**Exercise aim**
Write out the line with "Transcribe the text in this document." and every later line through the end of the data below, exactly as given, with no pictures in the copy.

--- START OF Stored data ---

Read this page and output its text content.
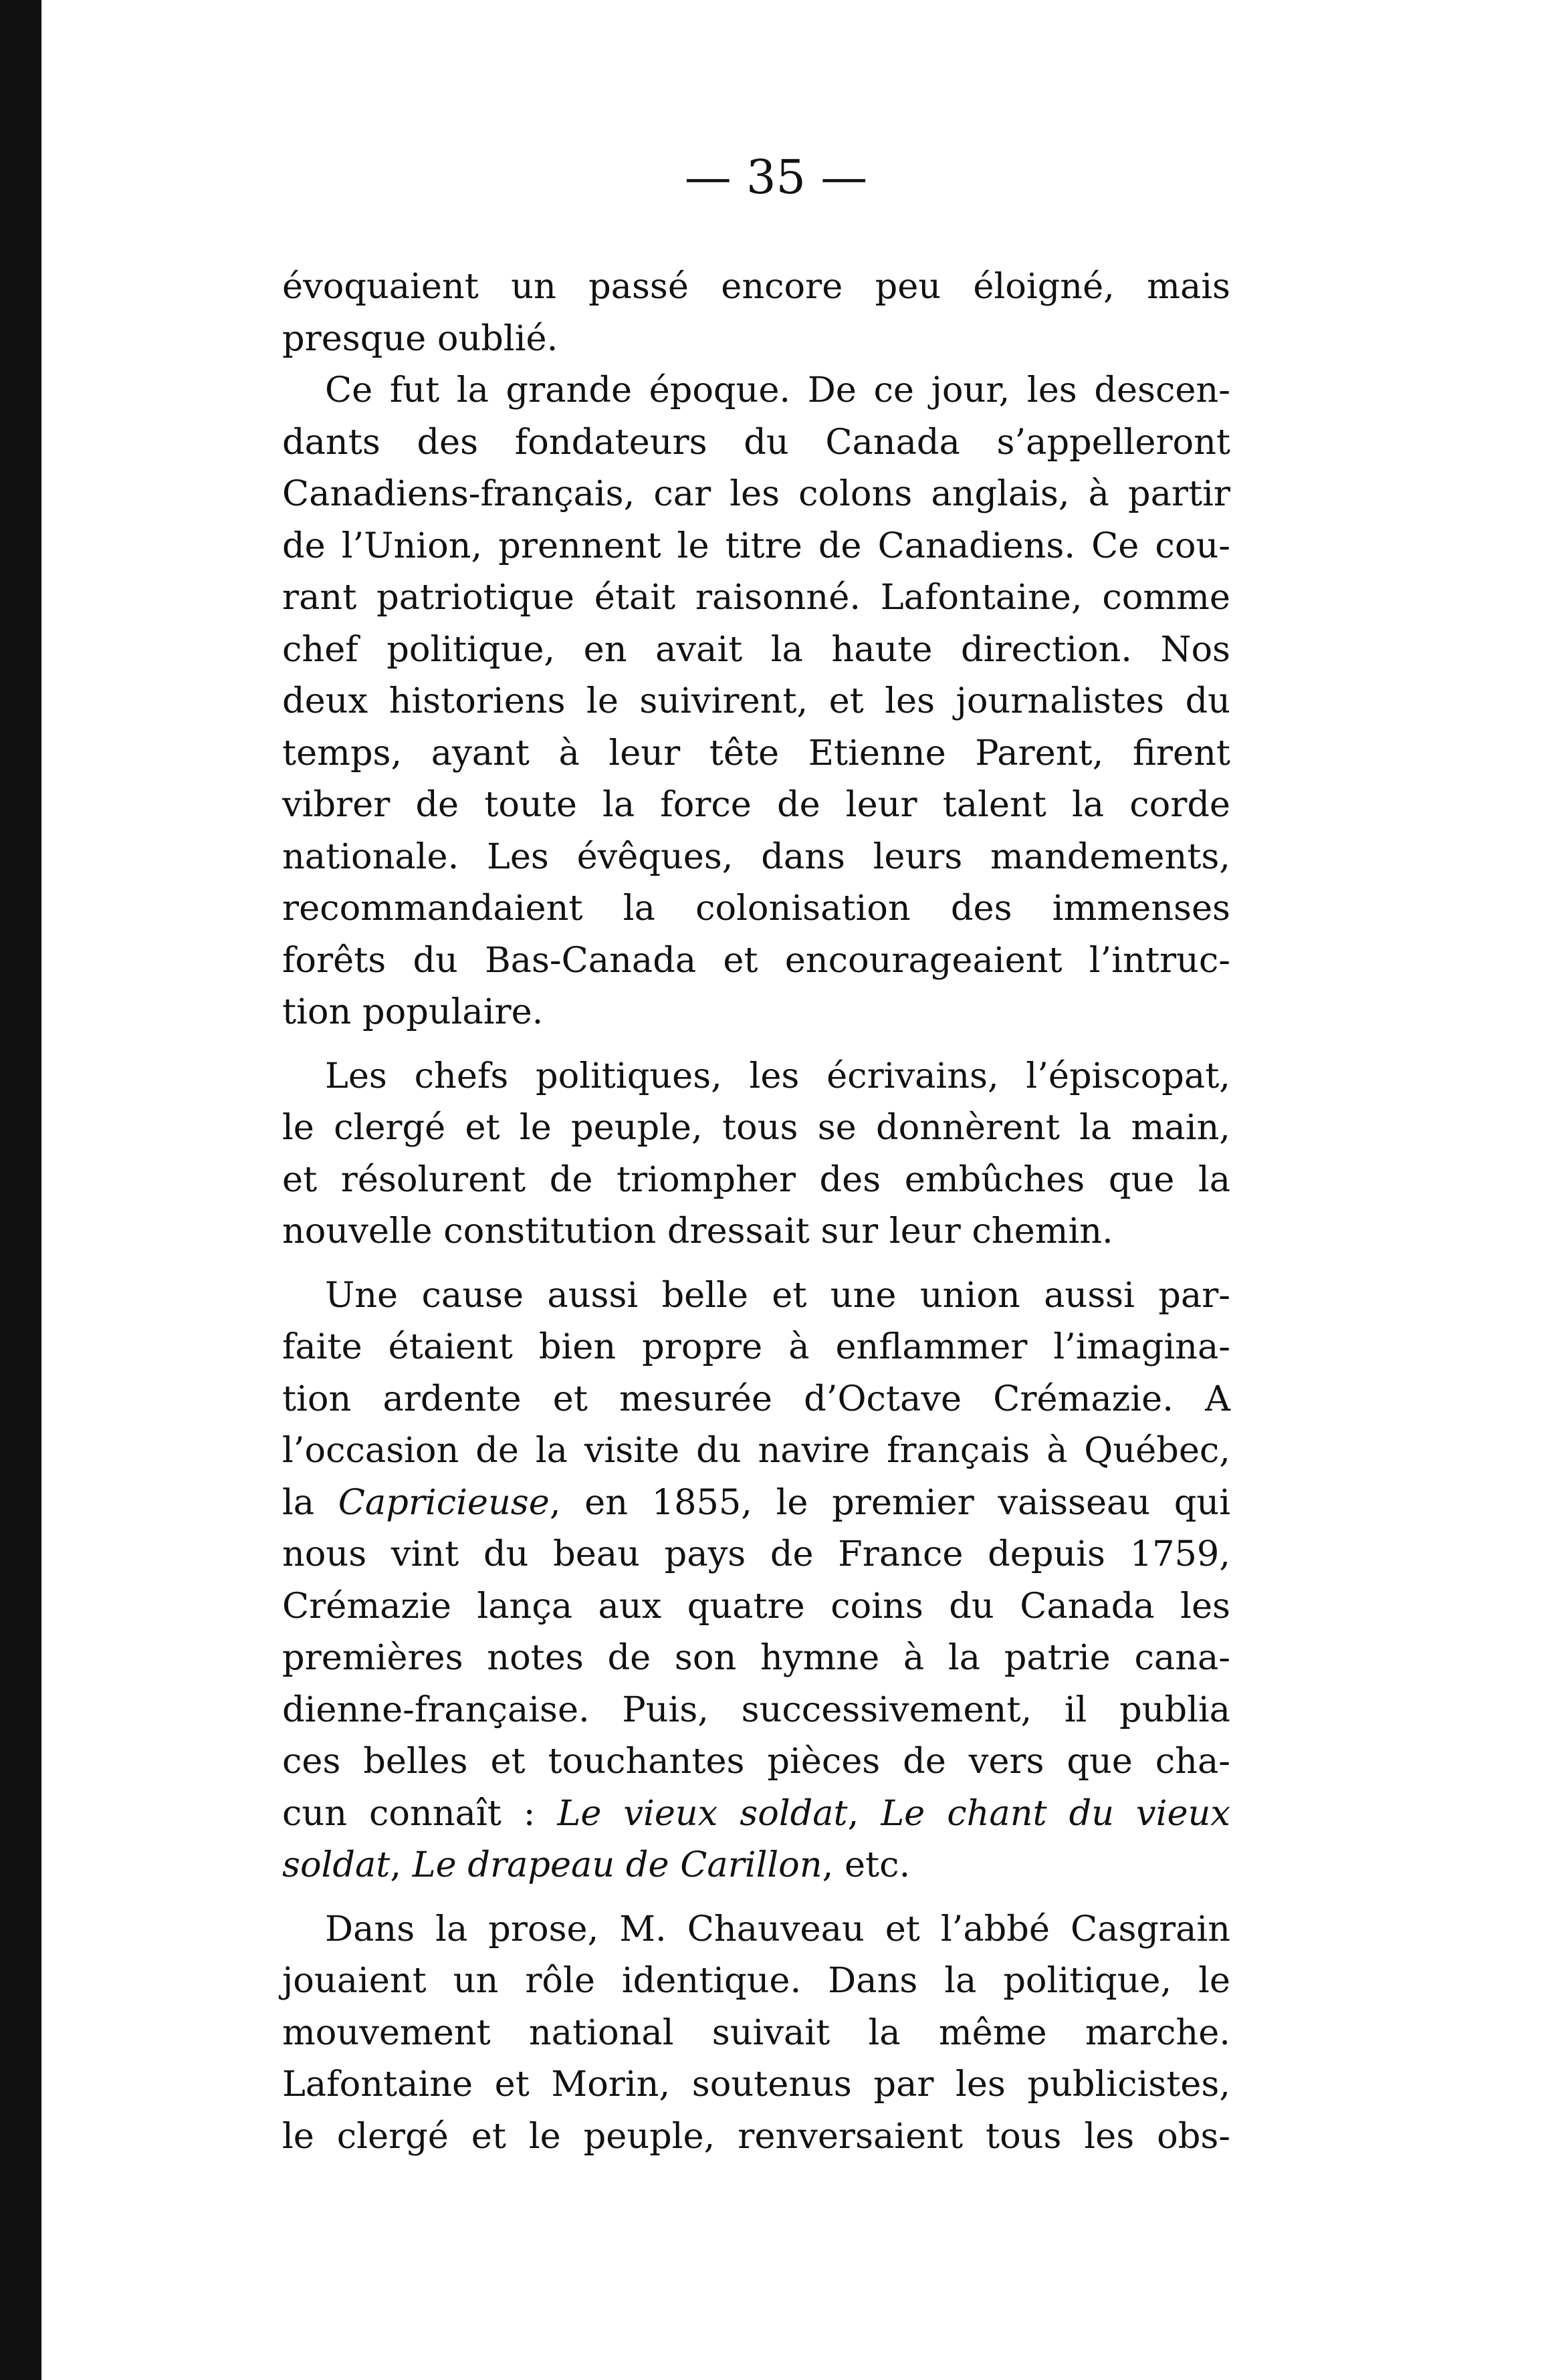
— 35 —
évoquaient un passé encore peu éloigné, mais
presque oublié.
Ce fut la grande époque. De ce jour, les descen-
dants des fondateurs du Canada s’appelleront
Canadiens-français, car les colons anglais, à partir
de l’Union, prennent le titre de Canadiens. Ce cou-
rant patriotique était raisonné. Lafontaine, comme
chef politique, en avait la haute direction. Nos
deux historiens le suivirent, et les journalistes du
temps, ayant à leur tête Etienne Parent, firent
vibrer de toute la force de leur talent la corde
nationale. Les évêques, dans leurs mandements,
recommandaient la colonisation des immenses
forêts du Bas-Canada et encourageaient l’intruc-
tion populaire.
Les chefs politiques, les écrivains, l’épiscopat,
le clergé et le peuple, tous se donnèrent la main,
et résolurent de triompher des embûches que la
nouvelle constitution dressait sur leur chemin.
Une cause aussi belle et une union aussi par-
faite étaient bien propre à enflammer l’imagina-
tion ardente et mesurée d’Octave Crémazie. A
l’occasion de la visite du navire français à Québec,
la Capricieuse, en 1855, le premier vaisseau qui
nous vint du beau pays de France depuis 1759,
Crémazie lança aux quatre coins du Canada les
premières notes de son hymne à la patrie cana-
dienne-française. Puis, successivement, il publia
ces belles et touchantes pièces de vers que cha-
cun connaît : Le vieux soldat, Le chant du vieux
soldat, Le drapeau de Carillon, etc.
Dans la prose, M. Chauveau et l’abbé Casgrain
jouaient un rôle identique. Dans la politique, le
mouvement national suivait la même marche.
Lafontaine et Morin, soutenus par les publicistes,
le clergé et le peuple, renversaient tous les obs-
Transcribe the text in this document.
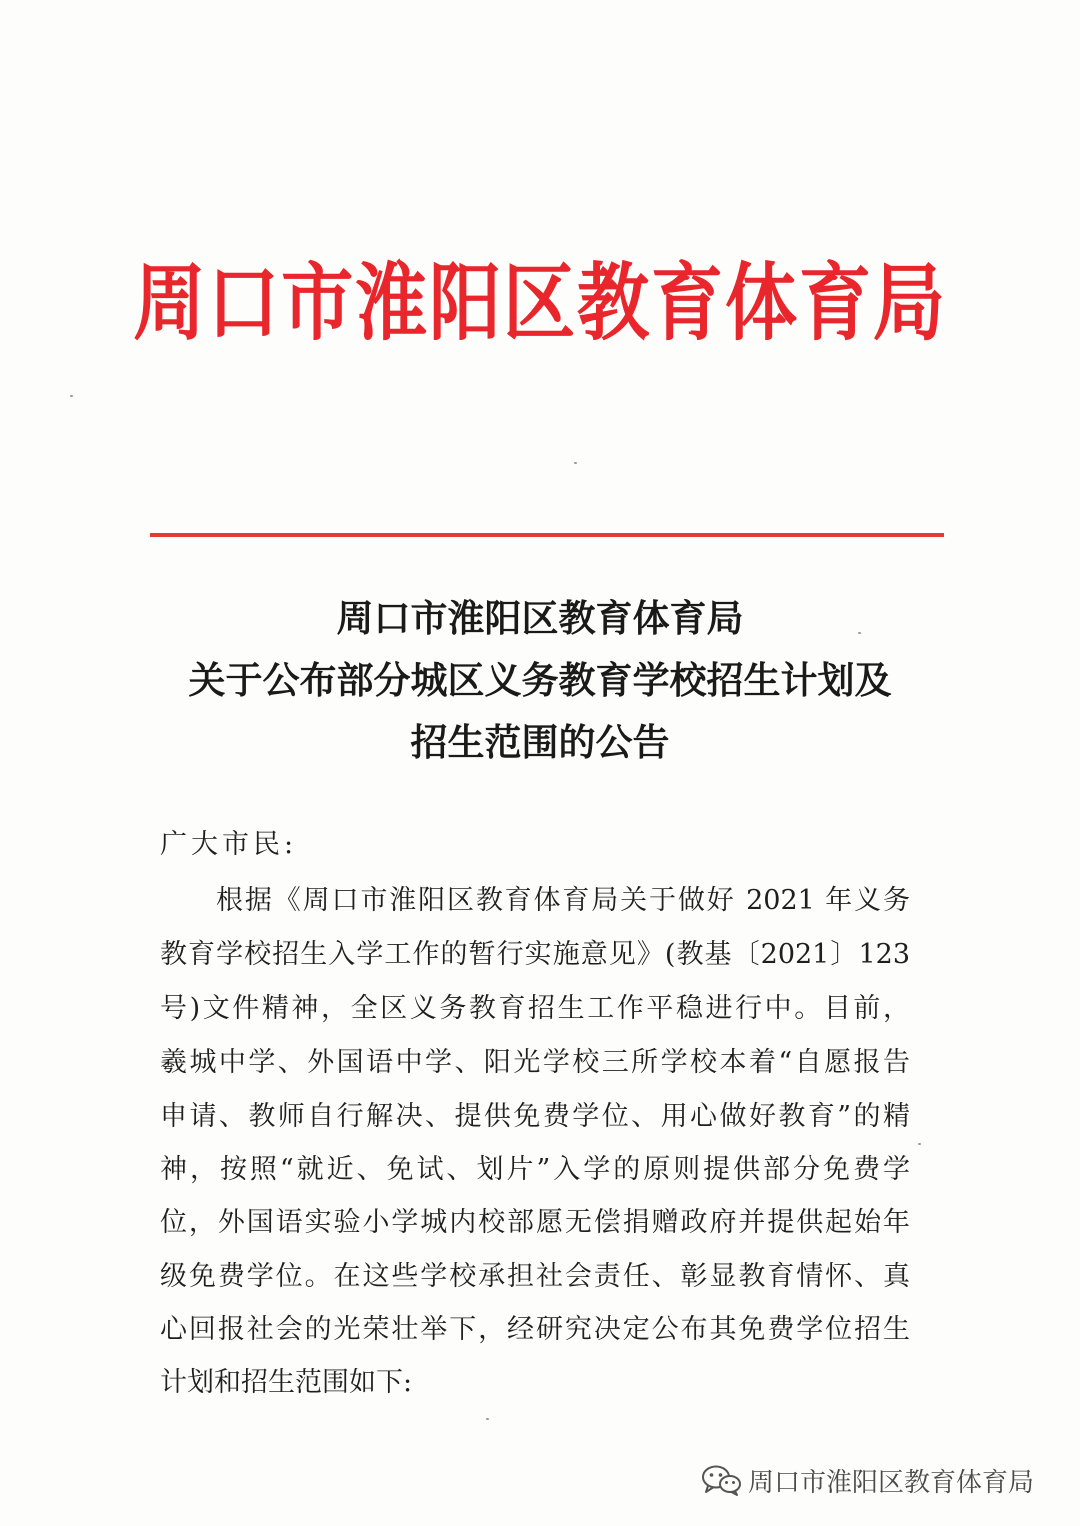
周口市淮阳区教育体育局
周口市淮阳区教育体育局
关于公布部分城区义务教育学校招生计划及
招生范围的公告
广大市民:
根据《周口市淮阳区教育体育局关于做好 2021 年义务
教育学校招生入学工作的暂行实施意见》(教基〔2021〕123
号)文件精神，全区义务教育招生工作平稳进行中。目前，
羲城中学、外国语中学、阳光学校三所学校本着“自愿报告
申请、教师自行解决、提供免费学位、用心做好教育”的精
神，按照“就近、免试、划片”入学的原则提供部分免费学
位，外国语实验小学城内校部愿无偿捐赠政府并提供起始年
级免费学位。在这些学校承担社会责任、彰显教育情怀、真
心回报社会的光荣壮举下，经研究决定公布其免费学位招生
计划和招生范围如下:
周口市淮阳区教育体育局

--- END OF Stored data ---

**Answer to this problem**
Transcribe the text in this document.
周口市淮阳区教育体育局
周口市淮阳区教育体育局
关于公布部分城区义务教育学校招生计划及
招生范围的公告
广大市民:
根据《周口市淮阳区教育体育局关于做好 2021 年义务
教育学校招生入学工作的暂行实施意见》(教基〔2021〕123
号)文件精神，全区义务教育招生工作平稳进行中。目前，
羲城中学、外国语中学、阳光学校三所学校本着“自愿报告
申请、教师自行解决、提供免费学位、用心做好教育”的精
神，按照“就近、免试、划片”入学的原则提供部分免费学
位，外国语实验小学城内校部愿无偿捐赠政府并提供起始年
级免费学位。在这些学校承担社会责任、彰显教育情怀、真
心回报社会的光荣壮举下，经研究决定公布其免费学位招生
计划和招生范围如下:
周口市淮阳区教育体育局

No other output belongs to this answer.